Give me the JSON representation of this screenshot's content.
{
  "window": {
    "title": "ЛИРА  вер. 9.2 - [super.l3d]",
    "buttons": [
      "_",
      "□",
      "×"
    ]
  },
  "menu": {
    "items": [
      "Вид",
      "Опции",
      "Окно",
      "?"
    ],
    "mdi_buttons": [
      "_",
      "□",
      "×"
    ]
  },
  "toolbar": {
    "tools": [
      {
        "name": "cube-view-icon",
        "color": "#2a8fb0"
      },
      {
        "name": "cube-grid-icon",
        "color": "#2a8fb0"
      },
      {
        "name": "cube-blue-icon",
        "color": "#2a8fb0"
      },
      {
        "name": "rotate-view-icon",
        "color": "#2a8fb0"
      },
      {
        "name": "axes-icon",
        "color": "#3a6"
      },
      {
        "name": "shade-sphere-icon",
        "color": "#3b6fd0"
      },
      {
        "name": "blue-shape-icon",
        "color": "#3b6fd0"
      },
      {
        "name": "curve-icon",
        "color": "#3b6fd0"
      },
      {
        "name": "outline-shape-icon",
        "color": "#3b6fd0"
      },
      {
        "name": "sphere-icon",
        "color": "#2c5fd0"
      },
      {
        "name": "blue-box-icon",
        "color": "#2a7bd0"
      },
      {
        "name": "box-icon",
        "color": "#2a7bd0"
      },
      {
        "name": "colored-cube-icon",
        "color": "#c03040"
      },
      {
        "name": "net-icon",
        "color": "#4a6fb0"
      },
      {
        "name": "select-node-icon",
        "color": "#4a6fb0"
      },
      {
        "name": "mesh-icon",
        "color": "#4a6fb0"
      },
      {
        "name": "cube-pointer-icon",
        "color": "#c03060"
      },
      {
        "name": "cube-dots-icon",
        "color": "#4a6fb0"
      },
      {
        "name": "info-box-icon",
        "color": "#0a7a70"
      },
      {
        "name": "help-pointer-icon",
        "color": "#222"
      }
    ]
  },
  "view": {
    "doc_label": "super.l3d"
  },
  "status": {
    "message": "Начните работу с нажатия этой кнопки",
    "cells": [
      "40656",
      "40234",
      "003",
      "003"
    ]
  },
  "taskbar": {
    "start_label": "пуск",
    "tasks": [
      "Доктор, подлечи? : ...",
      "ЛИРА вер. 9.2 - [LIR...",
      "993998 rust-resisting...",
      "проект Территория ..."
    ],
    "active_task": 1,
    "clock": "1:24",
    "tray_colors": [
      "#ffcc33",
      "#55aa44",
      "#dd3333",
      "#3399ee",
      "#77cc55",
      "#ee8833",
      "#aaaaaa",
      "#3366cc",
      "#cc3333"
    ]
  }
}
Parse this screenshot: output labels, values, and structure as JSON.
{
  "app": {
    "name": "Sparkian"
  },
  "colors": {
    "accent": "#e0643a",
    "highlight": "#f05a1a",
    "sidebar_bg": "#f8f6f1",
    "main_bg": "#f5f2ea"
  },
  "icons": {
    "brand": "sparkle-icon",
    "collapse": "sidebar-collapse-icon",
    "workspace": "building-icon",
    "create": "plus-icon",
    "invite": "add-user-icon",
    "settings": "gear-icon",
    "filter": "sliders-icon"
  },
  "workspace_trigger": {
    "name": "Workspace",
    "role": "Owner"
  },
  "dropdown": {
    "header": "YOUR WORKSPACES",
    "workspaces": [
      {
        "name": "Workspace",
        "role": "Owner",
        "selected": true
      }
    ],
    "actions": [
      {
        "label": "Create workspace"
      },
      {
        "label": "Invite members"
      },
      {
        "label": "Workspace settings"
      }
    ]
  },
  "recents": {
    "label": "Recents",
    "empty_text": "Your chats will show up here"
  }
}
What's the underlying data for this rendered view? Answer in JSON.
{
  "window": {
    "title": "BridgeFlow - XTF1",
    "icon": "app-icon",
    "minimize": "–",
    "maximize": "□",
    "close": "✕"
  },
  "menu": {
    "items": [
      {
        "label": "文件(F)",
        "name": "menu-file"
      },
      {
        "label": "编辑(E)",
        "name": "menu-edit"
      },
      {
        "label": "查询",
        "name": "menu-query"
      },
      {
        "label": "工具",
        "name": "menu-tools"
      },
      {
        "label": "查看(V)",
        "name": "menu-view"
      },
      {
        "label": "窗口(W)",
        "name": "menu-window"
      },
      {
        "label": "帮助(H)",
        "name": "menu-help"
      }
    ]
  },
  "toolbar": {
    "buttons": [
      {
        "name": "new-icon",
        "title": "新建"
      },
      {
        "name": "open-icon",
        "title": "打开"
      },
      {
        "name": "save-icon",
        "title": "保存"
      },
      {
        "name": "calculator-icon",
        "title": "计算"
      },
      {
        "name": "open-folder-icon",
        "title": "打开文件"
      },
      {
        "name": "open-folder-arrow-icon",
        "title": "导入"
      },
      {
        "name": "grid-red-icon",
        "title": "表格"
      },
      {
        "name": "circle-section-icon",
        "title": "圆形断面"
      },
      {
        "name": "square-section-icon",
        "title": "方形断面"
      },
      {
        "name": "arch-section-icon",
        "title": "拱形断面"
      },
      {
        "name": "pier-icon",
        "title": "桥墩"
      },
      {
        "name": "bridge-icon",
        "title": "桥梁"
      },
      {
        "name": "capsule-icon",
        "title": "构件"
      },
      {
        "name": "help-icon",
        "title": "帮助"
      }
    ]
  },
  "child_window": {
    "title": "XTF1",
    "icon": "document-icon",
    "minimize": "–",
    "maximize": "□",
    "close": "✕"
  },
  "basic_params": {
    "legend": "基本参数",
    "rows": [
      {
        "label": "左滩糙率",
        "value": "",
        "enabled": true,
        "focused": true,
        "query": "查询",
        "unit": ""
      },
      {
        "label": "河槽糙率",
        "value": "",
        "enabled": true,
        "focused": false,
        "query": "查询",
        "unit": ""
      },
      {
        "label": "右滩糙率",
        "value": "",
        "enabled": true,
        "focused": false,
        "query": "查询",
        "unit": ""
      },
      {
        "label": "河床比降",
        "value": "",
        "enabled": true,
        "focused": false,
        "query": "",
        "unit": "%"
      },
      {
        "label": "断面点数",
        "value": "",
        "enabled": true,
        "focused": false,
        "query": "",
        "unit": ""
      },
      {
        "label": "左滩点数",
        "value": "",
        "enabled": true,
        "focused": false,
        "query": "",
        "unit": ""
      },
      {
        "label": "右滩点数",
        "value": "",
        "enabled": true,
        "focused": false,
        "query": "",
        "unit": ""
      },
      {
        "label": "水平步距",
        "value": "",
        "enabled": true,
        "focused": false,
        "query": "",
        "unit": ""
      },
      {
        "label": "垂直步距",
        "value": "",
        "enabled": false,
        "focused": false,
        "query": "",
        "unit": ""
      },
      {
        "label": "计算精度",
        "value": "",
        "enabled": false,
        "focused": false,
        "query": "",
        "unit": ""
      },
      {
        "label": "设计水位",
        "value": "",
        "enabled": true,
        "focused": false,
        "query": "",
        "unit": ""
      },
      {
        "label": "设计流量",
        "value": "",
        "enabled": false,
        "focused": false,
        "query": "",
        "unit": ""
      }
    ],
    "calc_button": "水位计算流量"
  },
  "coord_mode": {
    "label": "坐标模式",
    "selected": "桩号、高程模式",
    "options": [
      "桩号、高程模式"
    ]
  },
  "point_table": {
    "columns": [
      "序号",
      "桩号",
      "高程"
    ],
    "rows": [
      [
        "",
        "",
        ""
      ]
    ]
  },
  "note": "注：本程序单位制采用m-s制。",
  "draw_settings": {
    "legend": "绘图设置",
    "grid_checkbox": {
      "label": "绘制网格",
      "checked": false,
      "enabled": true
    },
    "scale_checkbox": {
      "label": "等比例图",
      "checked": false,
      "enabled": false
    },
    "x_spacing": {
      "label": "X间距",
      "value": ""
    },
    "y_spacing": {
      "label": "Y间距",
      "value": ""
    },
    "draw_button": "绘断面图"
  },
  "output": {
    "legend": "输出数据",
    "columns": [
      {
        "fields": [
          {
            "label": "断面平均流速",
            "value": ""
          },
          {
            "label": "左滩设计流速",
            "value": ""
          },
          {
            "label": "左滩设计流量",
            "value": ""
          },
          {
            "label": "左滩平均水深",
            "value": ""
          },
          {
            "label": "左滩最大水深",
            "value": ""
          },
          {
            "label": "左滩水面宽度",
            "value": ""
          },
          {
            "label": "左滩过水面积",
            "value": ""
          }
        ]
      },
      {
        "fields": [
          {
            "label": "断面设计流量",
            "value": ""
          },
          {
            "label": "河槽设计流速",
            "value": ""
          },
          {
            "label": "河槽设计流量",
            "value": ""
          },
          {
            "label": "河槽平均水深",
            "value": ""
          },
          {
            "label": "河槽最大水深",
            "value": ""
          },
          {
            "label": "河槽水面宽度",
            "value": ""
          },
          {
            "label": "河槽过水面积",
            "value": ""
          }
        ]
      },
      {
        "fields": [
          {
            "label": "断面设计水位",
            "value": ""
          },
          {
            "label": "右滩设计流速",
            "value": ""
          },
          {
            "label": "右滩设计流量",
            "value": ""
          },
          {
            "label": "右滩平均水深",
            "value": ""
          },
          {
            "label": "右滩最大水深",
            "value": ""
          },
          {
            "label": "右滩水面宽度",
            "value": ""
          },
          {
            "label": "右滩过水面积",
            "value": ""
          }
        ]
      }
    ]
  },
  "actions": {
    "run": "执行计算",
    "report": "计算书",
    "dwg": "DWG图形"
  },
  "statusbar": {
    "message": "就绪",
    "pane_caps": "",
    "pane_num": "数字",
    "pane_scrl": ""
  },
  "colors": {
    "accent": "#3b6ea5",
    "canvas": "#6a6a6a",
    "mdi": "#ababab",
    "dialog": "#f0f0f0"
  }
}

——

*What you have to do*. Which lines of the data include "help"? Copy each of them.

*The answer*.
        "name": "help-pointer-icon",
        "name": "menu-help"
        "name": "help-icon",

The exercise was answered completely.